_The exercise_.
Reproduce the entries word for word, and omit any picture you find in them.

— BEGIN —

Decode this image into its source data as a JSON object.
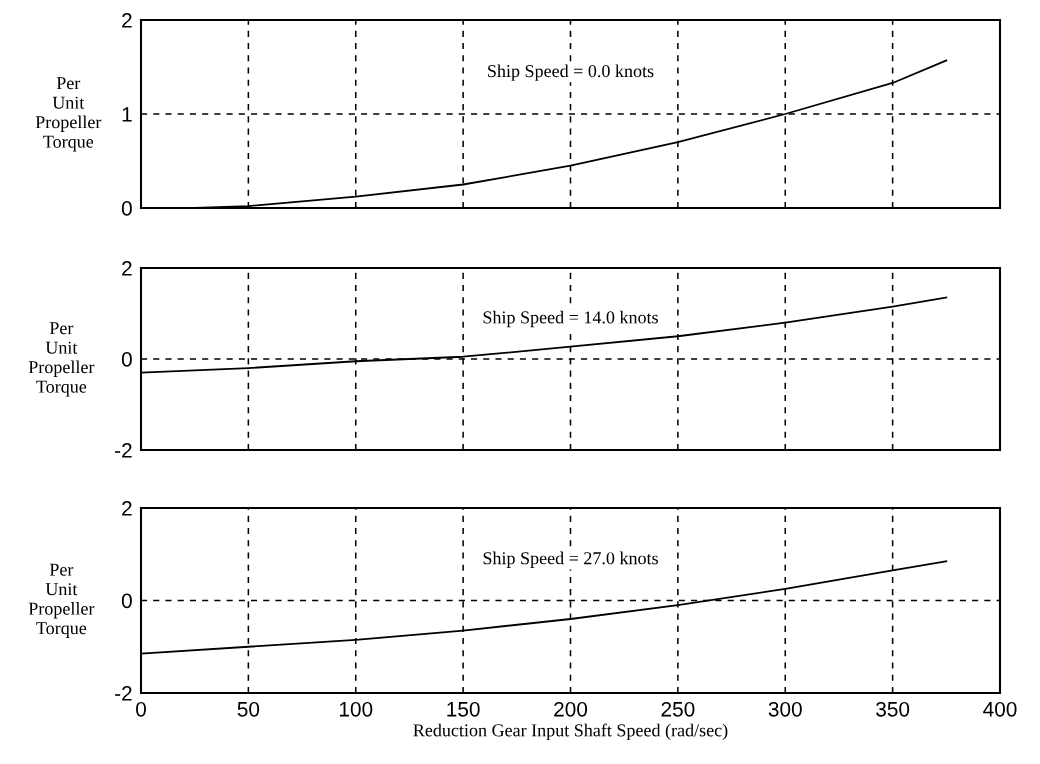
{
  "chart_data": [
    {
      "type": "line",
      "ylabel": "Per\nUnit\nPropeller\nTorque",
      "annotations": [
        "Ship Speed = 0.0 knots"
      ],
      "x": [
        25,
        50,
        100,
        150,
        200,
        250,
        300,
        350,
        375
      ],
      "series": [
        {
          "color": "#000000",
          "values": [
            0,
            0.02,
            0.12,
            0.25,
            0.45,
            0.7,
            1.0,
            1.33,
            1.57
          ]
        }
      ],
      "xlim": [
        0,
        400
      ],
      "xticks": [
        0,
        50,
        100,
        150,
        200,
        250,
        300,
        350,
        400
      ],
      "ylim": [
        0,
        2
      ],
      "yticks": [
        0,
        1,
        2
      ],
      "grid": true,
      "tick_labels": "y"
    },
    {
      "type": "line",
      "ylabel": "Per\nUnit\nPropeller\nTorque",
      "annotations": [
        "Ship Speed = 14.0 knots"
      ],
      "x": [
        0,
        50,
        100,
        150,
        200,
        250,
        300,
        350,
        375
      ],
      "series": [
        {
          "color": "#000000",
          "values": [
            -0.3,
            -0.2,
            -0.05,
            0.05,
            0.27,
            0.5,
            0.8,
            1.15,
            1.35
          ]
        }
      ],
      "xlim": [
        0,
        400
      ],
      "xticks": [
        0,
        50,
        100,
        150,
        200,
        250,
        300,
        350,
        400
      ],
      "ylim": [
        -2,
        2
      ],
      "yticks": [
        -2,
        0,
        2
      ],
      "grid": true,
      "tick_labels": "y"
    },
    {
      "type": "line",
      "ylabel": "Per\nUnit\nPropeller\nTorque",
      "xlabel": "Reduction Gear Input Shaft Speed (rad/sec)",
      "annotations": [
        "Ship Speed = 27.0 knots"
      ],
      "x": [
        0,
        50,
        100,
        150,
        200,
        250,
        300,
        350,
        375
      ],
      "series": [
        {
          "color": "#000000",
          "values": [
            -1.15,
            -1.0,
            -0.85,
            -0.65,
            -0.4,
            -0.1,
            0.25,
            0.65,
            0.85
          ]
        }
      ],
      "xlim": [
        0,
        400
      ],
      "xticks": [
        0,
        50,
        100,
        150,
        200,
        250,
        300,
        350,
        400
      ],
      "ylim": [
        -2,
        2
      ],
      "yticks": [
        -2,
        0,
        2
      ],
      "grid": true
    }
  ]
}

— END —

_Result of the exercise_.
Decode this image into its source data as a JSON object.
{
  "chart_data": [
    {
      "type": "line",
      "ylabel": "Per\nUnit\nPropeller\nTorque",
      "annotations": [
        "Ship Speed = 0.0 knots"
      ],
      "x": [
        25,
        50,
        100,
        150,
        200,
        250,
        300,
        350,
        375
      ],
      "series": [
        {
          "color": "#000000",
          "values": [
            0,
            0.02,
            0.12,
            0.25,
            0.45,
            0.7,
            1.0,
            1.33,
            1.57
          ]
        }
      ],
      "xlim": [
        0,
        400
      ],
      "xticks": [
        0,
        50,
        100,
        150,
        200,
        250,
        300,
        350,
        400
      ],
      "ylim": [
        0,
        2
      ],
      "yticks": [
        0,
        1,
        2
      ],
      "grid": true,
      "tick_labels": "y"
    },
    {
      "type": "line",
      "ylabel": "Per\nUnit\nPropeller\nTorque",
      "annotations": [
        "Ship Speed = 14.0 knots"
      ],
      "x": [
        0,
        50,
        100,
        150,
        200,
        250,
        300,
        350,
        375
      ],
      "series": [
        {
          "color": "#000000",
          "values": [
            -0.3,
            -0.2,
            -0.05,
            0.05,
            0.27,
            0.5,
            0.8,
            1.15,
            1.35
          ]
        }
      ],
      "xlim": [
        0,
        400
      ],
      "xticks": [
        0,
        50,
        100,
        150,
        200,
        250,
        300,
        350,
        400
      ],
      "ylim": [
        -2,
        2
      ],
      "yticks": [
        -2,
        0,
        2
      ],
      "grid": true,
      "tick_labels": "y"
    },
    {
      "type": "line",
      "ylabel": "Per\nUnit\nPropeller\nTorque",
      "xlabel": "Reduction Gear Input Shaft Speed (rad/sec)",
      "annotations": [
        "Ship Speed = 27.0 knots"
      ],
      "x": [
        0,
        50,
        100,
        150,
        200,
        250,
        300,
        350,
        375
      ],
      "series": [
        {
          "color": "#000000",
          "values": [
            -1.15,
            -1.0,
            -0.85,
            -0.65,
            -0.4,
            -0.1,
            0.25,
            0.65,
            0.85
          ]
        }
      ],
      "xlim": [
        0,
        400
      ],
      "xticks": [
        0,
        50,
        100,
        150,
        200,
        250,
        300,
        350,
        400
      ],
      "ylim": [
        -2,
        2
      ],
      "yticks": [
        -2,
        0,
        2
      ],
      "grid": true
    }
  ]
}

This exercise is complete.